■ **What you should do**
Return the count of lines that hold the string "garlic", with no other words.

• • • • •

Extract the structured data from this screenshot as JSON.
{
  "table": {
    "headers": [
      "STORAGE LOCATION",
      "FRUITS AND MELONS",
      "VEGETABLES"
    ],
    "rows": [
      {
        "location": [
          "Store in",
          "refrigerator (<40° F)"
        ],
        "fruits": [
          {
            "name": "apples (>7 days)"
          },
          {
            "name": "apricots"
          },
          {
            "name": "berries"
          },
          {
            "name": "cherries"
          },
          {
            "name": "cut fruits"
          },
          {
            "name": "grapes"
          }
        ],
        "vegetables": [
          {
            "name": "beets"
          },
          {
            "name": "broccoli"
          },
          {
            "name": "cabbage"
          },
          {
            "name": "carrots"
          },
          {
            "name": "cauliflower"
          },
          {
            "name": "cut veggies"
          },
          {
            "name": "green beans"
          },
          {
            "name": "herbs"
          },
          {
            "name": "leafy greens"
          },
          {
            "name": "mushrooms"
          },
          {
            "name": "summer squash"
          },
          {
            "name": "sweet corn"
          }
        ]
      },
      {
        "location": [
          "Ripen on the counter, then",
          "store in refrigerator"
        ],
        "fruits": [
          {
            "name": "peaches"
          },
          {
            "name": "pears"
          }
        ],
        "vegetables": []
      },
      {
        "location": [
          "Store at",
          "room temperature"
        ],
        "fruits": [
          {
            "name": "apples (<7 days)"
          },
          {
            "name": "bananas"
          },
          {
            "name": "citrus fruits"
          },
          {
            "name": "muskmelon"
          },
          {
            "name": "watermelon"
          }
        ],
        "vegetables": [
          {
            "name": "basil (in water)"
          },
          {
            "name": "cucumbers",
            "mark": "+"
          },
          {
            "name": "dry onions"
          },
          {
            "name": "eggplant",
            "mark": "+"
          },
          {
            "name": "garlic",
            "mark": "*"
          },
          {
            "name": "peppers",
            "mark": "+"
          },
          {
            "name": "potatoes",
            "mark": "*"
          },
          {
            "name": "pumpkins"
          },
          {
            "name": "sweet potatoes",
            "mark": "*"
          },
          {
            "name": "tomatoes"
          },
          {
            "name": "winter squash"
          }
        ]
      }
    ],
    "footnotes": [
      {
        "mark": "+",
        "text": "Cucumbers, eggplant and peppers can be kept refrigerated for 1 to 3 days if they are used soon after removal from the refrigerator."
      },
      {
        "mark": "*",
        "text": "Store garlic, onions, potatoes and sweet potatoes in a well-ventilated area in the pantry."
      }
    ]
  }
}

• • • • •

■ **Full solution**
2